- _PROBLEM TO SOLVE_
Go through the data below and copy it exactly, skipping every picture.

- _MATERIAL SUPPLIED_
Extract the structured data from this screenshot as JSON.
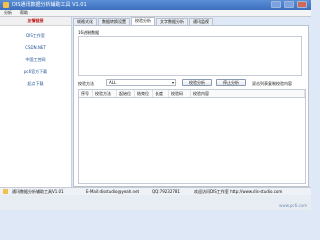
{
  "window": {
    "title": "DIS通讯数据分析辅助工具 V1.01"
  },
  "menu": {
    "items": [
      "分析",
      "帮助"
    ]
  },
  "sidebar": {
    "header": "友情链接",
    "links": [
      "DIS工作室",
      "CSDN.NET",
      "中国工控网",
      "pc6官方下载",
      "起点下载"
    ]
  },
  "tabs": [
    "帧格式化",
    "数据转换设置",
    "校验分析",
    "文字数据分析",
    "通讯监视"
  ],
  "active_tab": "校验分析",
  "panel": {
    "hex_label": "16进制数据",
    "method_label": "校验方法",
    "method_value": "ALL",
    "btn_analyze": "校验分析",
    "btn_stop": "停止分析",
    "note": "双击列表复制校验内容"
  },
  "table": {
    "headers": [
      "序号",
      "校验方法",
      "起始位",
      "结束位",
      "长度",
      "校验码",
      "校验内容"
    ]
  },
  "status": {
    "app": "通讯数据分析辅助工具V1.01",
    "email": "E-Mail:disstudio@yeah.net",
    "qq": "QQ:79232781",
    "visit": "欢迎访问DIS工作室 http://www.dis-studio.com"
  },
  "watermark": "www.pc6.com"
}
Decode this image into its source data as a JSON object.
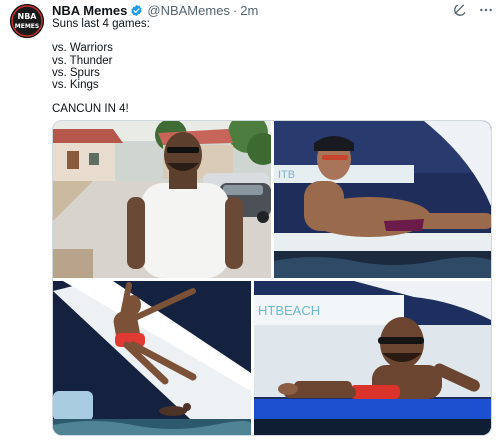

- _RESULT_
Extract the structured data from this screenshot as JSON.
{
  "window": {
    "title": "DIS通讯数据分析辅助工具 V1.01"
  },
  "menu": {
    "items": [
      "分析",
      "帮助"
    ]
  },
  "sidebar": {
    "header": "友情链接",
    "links": [
      "DIS工作室",
      "CSDN.NET",
      "中国工控网",
      "pc6官方下载",
      "起点下载"
    ]
  },
  "tabs": [
    "帧格式化",
    "数据转换设置",
    "校验分析",
    "文字数据分析",
    "通讯监视"
  ],
  "active_tab": "校验分析",
  "panel": {
    "hex_label": "16进制数据",
    "method_label": "校验方法",
    "method_value": "ALL",
    "btn_analyze": "校验分析",
    "btn_stop": "停止分析",
    "note": "双击列表复制校验内容"
  },
  "table": {
    "headers": [
      "序号",
      "校验方法",
      "起始位",
      "结束位",
      "长度",
      "校验码",
      "校验内容"
    ]
  },
  "status": {
    "app": "通讯数据分析辅助工具V1.01",
    "email": "E-Mail:disstudio@yeah.net",
    "qq": "QQ:79232781",
    "visit": "欢迎访问DIS工作室 http://www.dis-studio.com"
  },
  "watermark": "www.pc6.com"
}
Decode this image into its source data as a JSON object.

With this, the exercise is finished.